**Material for this task**
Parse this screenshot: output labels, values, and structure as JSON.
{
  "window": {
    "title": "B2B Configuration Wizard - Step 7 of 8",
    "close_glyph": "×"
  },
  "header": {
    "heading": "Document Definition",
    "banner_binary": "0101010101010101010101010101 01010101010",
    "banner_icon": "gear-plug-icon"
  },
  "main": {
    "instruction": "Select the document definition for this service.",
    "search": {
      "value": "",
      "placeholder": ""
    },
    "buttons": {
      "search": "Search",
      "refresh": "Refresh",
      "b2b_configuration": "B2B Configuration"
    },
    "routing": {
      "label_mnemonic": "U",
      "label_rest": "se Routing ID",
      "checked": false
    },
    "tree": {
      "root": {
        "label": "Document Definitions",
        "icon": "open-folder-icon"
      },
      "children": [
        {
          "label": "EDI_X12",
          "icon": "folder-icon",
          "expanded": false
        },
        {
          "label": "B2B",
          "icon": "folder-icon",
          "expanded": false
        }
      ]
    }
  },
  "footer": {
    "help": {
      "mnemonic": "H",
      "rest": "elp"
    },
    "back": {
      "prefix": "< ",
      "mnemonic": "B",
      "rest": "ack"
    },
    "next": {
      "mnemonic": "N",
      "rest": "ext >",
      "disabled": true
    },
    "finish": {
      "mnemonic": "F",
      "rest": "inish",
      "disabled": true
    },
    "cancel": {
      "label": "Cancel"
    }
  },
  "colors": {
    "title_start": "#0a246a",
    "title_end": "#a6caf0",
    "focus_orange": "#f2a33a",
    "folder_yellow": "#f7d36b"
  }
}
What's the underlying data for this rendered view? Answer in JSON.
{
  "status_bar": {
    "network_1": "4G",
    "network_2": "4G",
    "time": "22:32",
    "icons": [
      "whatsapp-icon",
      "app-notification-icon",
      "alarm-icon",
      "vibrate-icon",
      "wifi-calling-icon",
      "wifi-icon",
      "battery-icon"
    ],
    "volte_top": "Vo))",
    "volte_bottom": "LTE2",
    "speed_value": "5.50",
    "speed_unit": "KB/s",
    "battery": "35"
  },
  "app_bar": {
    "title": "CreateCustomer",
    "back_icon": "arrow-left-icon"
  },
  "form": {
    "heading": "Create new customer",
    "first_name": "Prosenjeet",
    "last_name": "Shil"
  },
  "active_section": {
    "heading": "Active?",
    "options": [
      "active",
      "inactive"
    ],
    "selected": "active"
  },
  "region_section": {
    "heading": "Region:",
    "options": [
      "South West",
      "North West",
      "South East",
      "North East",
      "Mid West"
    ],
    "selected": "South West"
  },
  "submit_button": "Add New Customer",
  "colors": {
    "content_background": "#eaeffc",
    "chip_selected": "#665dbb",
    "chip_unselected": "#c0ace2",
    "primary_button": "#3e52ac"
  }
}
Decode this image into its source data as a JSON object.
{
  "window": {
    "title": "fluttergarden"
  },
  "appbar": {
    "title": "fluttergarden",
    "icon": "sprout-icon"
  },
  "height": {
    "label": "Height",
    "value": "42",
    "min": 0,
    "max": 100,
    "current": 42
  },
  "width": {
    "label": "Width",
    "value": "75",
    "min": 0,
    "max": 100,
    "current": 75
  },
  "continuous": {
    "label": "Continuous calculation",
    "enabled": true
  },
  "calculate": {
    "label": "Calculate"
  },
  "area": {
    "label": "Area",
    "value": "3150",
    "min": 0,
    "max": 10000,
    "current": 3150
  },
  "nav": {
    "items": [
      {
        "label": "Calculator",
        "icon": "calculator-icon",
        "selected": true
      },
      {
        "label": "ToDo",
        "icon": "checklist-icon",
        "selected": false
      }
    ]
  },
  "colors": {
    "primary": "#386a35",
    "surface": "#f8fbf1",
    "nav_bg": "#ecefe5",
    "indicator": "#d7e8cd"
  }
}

**Exercise**
Recopy the entries above exactly, with every line included.

**The response**
Parse this screenshot: output labels, values, and structure as JSON.
{
  "window": {
    "title": "B2B Configuration Wizard - Step 7 of 8",
    "close_glyph": "×"
  },
  "header": {
    "heading": "Document Definition",
    "banner_binary": "0101010101010101010101010101 01010101010",
    "banner_icon": "gear-plug-icon"
  },
  "main": {
    "instruction": "Select the document definition for this service.",
    "search": {
      "value": "",
      "placeholder": ""
    },
    "buttons": {
      "search": "Search",
      "refresh": "Refresh",
      "b2b_configuration": "B2B Configuration"
    },
    "routing": {
      "label_mnemonic": "U",
      "label_rest": "se Routing ID",
      "checked": false
    },
    "tree": {
      "root": {
        "label": "Document Definitions",
        "icon": "open-folder-icon"
      },
      "children": [
        {
          "label": "EDI_X12",
          "icon": "folder-icon",
          "expanded": false
        },
        {
          "label": "B2B",
          "icon": "folder-icon",
          "expanded": false
        }
      ]
    }
  },
  "footer": {
    "help": {
      "mnemonic": "H",
      "rest": "elp"
    },
    "back": {
      "prefix": "< ",
      "mnemonic": "B",
      "rest": "ack"
    },
    "next": {
      "mnemonic": "N",
      "rest": "ext >",
      "disabled": true
    },
    "finish": {
      "mnemonic": "F",
      "rest": "inish",
      "disabled": true
    },
    "cancel": {
      "label": "Cancel"
    }
  },
  "colors": {
    "title_start": "#0a246a",
    "title_end": "#a6caf0",
    "focus_orange": "#f2a33a",
    "folder_yellow": "#f7d36b"
  }
}
What's the underlying data for this rendered view? Answer in JSON.
{
  "status_bar": {
    "network_1": "4G",
    "network_2": "4G",
    "time": "22:32",
    "icons": [
      "whatsapp-icon",
      "app-notification-icon",
      "alarm-icon",
      "vibrate-icon",
      "wifi-calling-icon",
      "wifi-icon",
      "battery-icon"
    ],
    "volte_top": "Vo))",
    "volte_bottom": "LTE2",
    "speed_value": "5.50",
    "speed_unit": "KB/s",
    "battery": "35"
  },
  "app_bar": {
    "title": "CreateCustomer",
    "back_icon": "arrow-left-icon"
  },
  "form": {
    "heading": "Create new customer",
    "first_name": "Prosenjeet",
    "last_name": "Shil"
  },
  "active_section": {
    "heading": "Active?",
    "options": [
      "active",
      "inactive"
    ],
    "selected": "active"
  },
  "region_section": {
    "heading": "Region:",
    "options": [
      "South West",
      "North West",
      "South East",
      "North East",
      "Mid West"
    ],
    "selected": "South West"
  },
  "submit_button": "Add New Customer",
  "colors": {
    "content_background": "#eaeffc",
    "chip_selected": "#665dbb",
    "chip_unselected": "#c0ace2",
    "primary_button": "#3e52ac"
  }
}
Decode this image into its source data as a JSON object.
{
  "window": {
    "title": "fluttergarden"
  },
  "appbar": {
    "title": "fluttergarden",
    "icon": "sprout-icon"
  },
  "height": {
    "label": "Height",
    "value": "42",
    "min": 0,
    "max": 100,
    "current": 42
  },
  "width": {
    "label": "Width",
    "value": "75",
    "min": 0,
    "max": 100,
    "current": 75
  },
  "continuous": {
    "label": "Continuous calculation",
    "enabled": true
  },
  "calculate": {
    "label": "Calculate"
  },
  "area": {
    "label": "Area",
    "value": "3150",
    "min": 0,
    "max": 10000,
    "current": 3150
  },
  "nav": {
    "items": [
      {
        "label": "Calculator",
        "icon": "calculator-icon",
        "selected": true
      },
      {
        "label": "ToDo",
        "icon": "checklist-icon",
        "selected": false
      }
    ]
  },
  "colors": {
    "primary": "#386a35",
    "surface": "#f8fbf1",
    "nav_bg": "#ecefe5",
    "indicator": "#d7e8cd"
  }
}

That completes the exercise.